* **The task**: Show all lines holding the string "khác".

Data records

▬▬▬▬▬▬▬▬▬▬

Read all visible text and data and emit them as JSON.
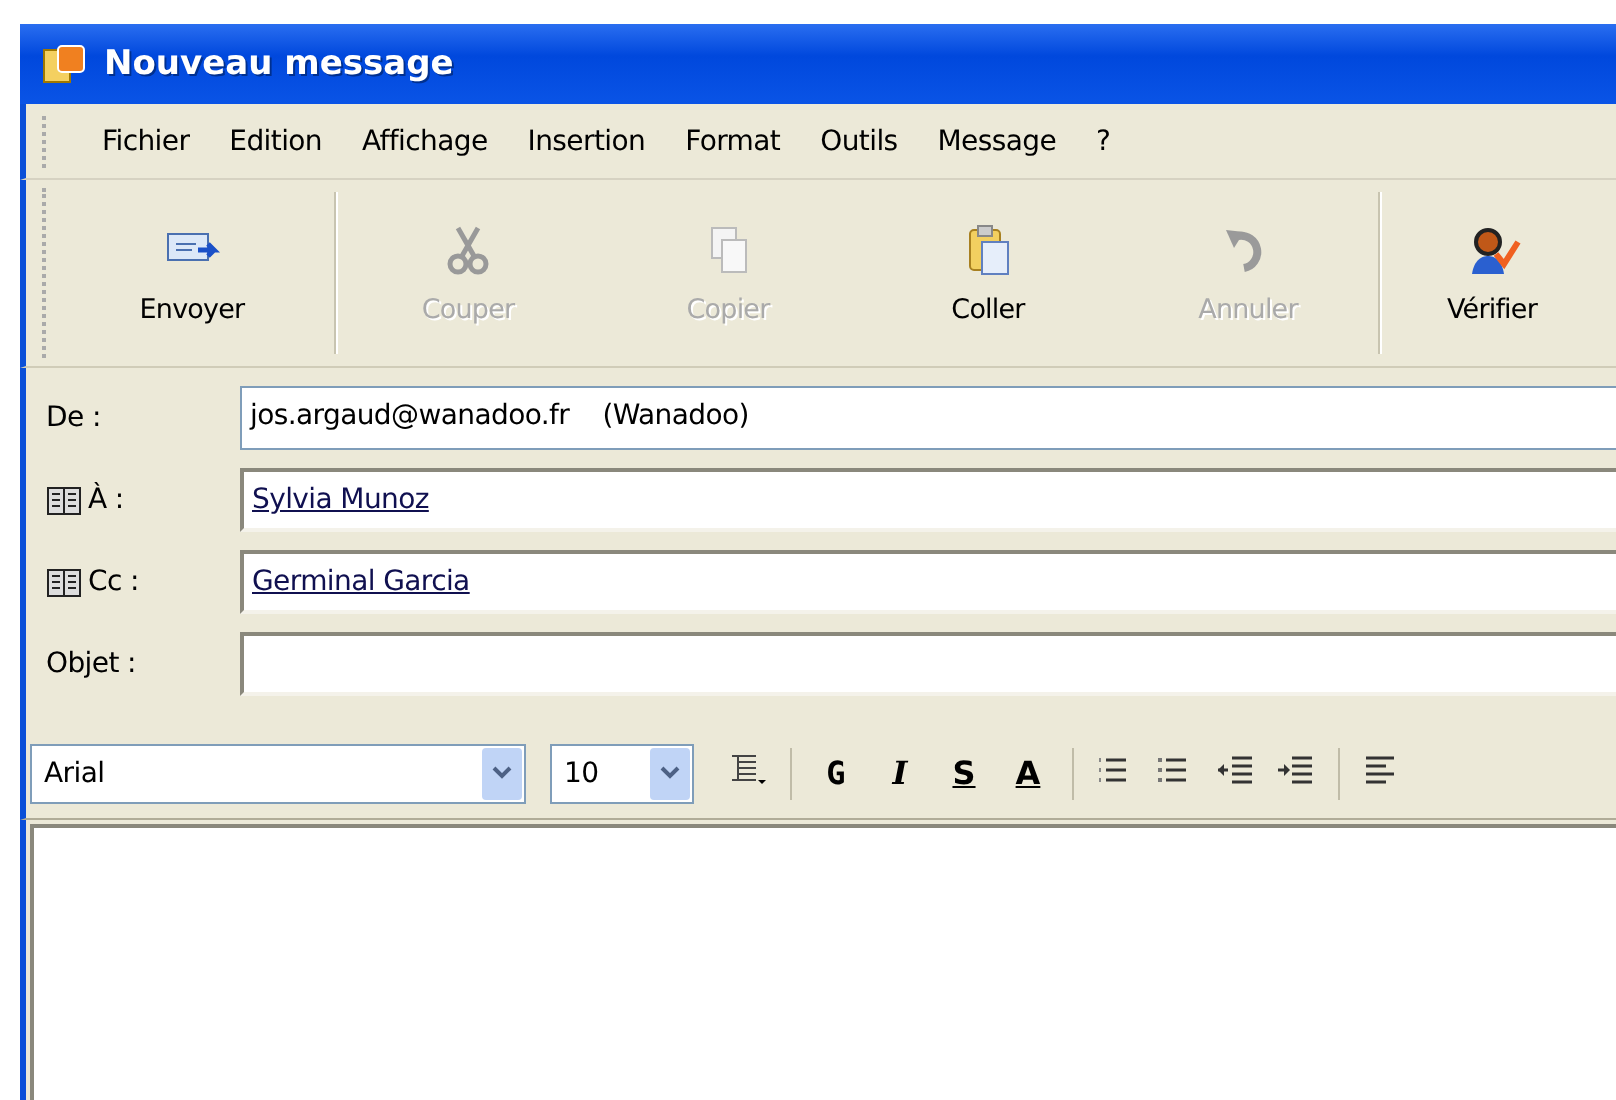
{
  "window": {
    "title": "Nouveau message"
  },
  "menu": [
    "Fichier",
    "Edition",
    "Affichage",
    "Insertion",
    "Format",
    "Outils",
    "Message",
    "?"
  ],
  "toolbar": [
    {
      "kind": "send",
      "label": "Envoyer",
      "disabled": false
    },
    {
      "kind": "cut",
      "label": "Couper",
      "disabled": true
    },
    {
      "kind": "copy",
      "label": "Copier",
      "disabled": true
    },
    {
      "kind": "paste",
      "label": "Coller",
      "disabled": false
    },
    {
      "kind": "undo",
      "label": "Annuler",
      "disabled": true
    },
    {
      "kind": "check",
      "label": "Vérifier",
      "disabled": false
    }
  ],
  "header": [
    {
      "kind": "plain",
      "label": "De :",
      "value": "jos.argaud@wanadoo.fr    (Wanadoo)"
    },
    {
      "kind": "address",
      "label": "À :",
      "value": "Sylvia Munoz"
    },
    {
      "kind": "address",
      "label": "Cc :",
      "value": "Germinal Garcia"
    },
    {
      "kind": "plain",
      "label": "Objet :"
    }
  ],
  "format_bar": {
    "font": "Arial",
    "size": "10",
    "tools": [
      {
        "kind": "style"
      },
      {
        "kind": "bold",
        "text": "G"
      },
      {
        "kind": "italic",
        "text": "I"
      },
      {
        "kind": "underline",
        "text": "S"
      },
      {
        "kind": "color",
        "text": "A"
      },
      {
        "kind": "numbered"
      },
      {
        "kind": "bullets"
      },
      {
        "kind": "outdent"
      },
      {
        "kind": "indent"
      },
      {
        "kind": "align"
      }
    ]
  }
}
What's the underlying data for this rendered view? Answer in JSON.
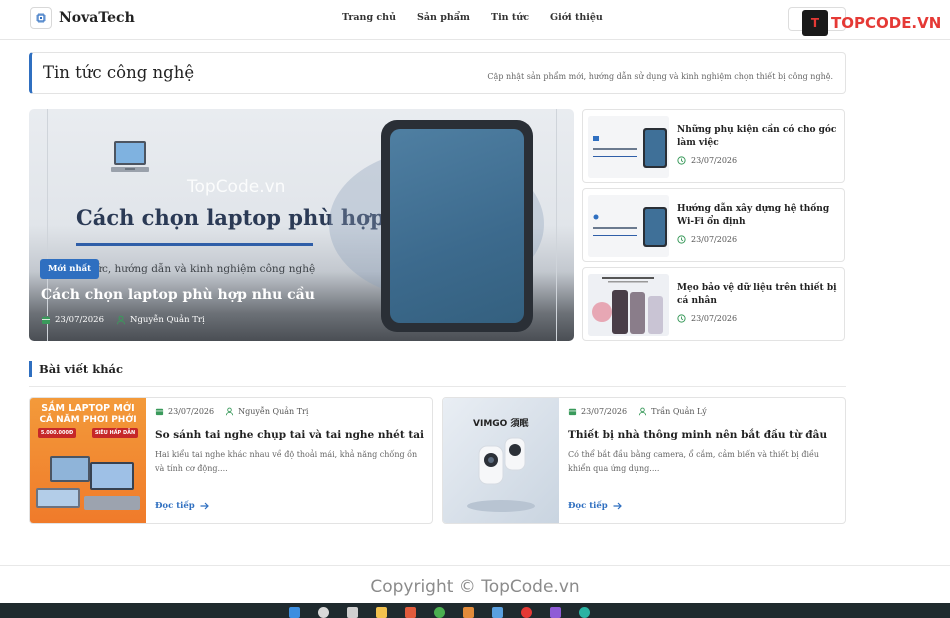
{
  "header": {
    "brand": "NovaTech",
    "nav": [
      "Trang chủ",
      "Sản phẩm",
      "Tin tức",
      "Giới thiệu"
    ],
    "topcode_logo": "TOPCODE.VN"
  },
  "page": {
    "title": "Tin tức công nghệ",
    "subtitle": "Cập nhật sản phẩm mới, hướng dẫn sử dụng và kinh nghiệm chọn thiết bị công nghệ."
  },
  "featured": {
    "badge": "Mới nhất",
    "image_heading": "Cách chọn laptop phù hợp nhu cầu",
    "image_sub": "tức, hướng dẫn và kinh nghiệm công nghệ",
    "title": "Cách chọn laptop phù hợp nhu cầu",
    "date": "23/07/2026",
    "author": "Nguyễn Quản Trị"
  },
  "side_posts": [
    {
      "title": "Những phụ kiện cần có cho góc làm việc",
      "date": "23/07/2026"
    },
    {
      "title": "Hướng dẫn xây dựng hệ thống Wi-Fi ổn định",
      "date": "23/07/2026"
    },
    {
      "title": "Mẹo bảo vệ dữ liệu trên thiết bị cá nhân",
      "date": "23/07/2026"
    }
  ],
  "other": {
    "heading": "Bài viết khác",
    "posts": [
      {
        "date": "23/07/2026",
        "author": "Nguyễn Quản Trị",
        "title": "So sánh tai nghe chụp tai và tai nghe nhét tai",
        "excerpt": "Hai kiểu tai nghe khác nhau về độ thoải mái, khả năng chống ồn và tính cơ động....",
        "more": "Đọc tiếp",
        "thumb_line1": "SẮM LAPTOP MỚI",
        "thumb_line2": "CẢ NĂM PHƠI PHỚI",
        "thumb_tag1": "5.000.000Đ",
        "thumb_tag2": "SIÊU HẤP DẪN"
      },
      {
        "date": "23/07/2026",
        "author": "Trần Quản Lý",
        "title": "Thiết bị nhà thông minh nên bắt đầu từ đâu",
        "excerpt": "Có thể bắt đầu bằng camera, ổ cắm, cảm biến và thiết bị điều khiển qua ứng dụng....",
        "more": "Đọc tiếp",
        "thumb_brand": "VIMGO 須眠"
      }
    ]
  },
  "footer": {
    "copyright": "Copyright © TopCode.vn"
  },
  "watermark": "TopCode.vn",
  "colors": {
    "accent": "#2f6fc0",
    "date_icon": "#3a9a5b"
  }
}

▬▬▬▬▬▬▬▬▬▬

* **Full solution**:
    "heading": "Bài viết khác",
        "excerpt": "Hai kiểu tai nghe khác nhau về độ thoải mái, khả năng chống ồn và tính cơ động....",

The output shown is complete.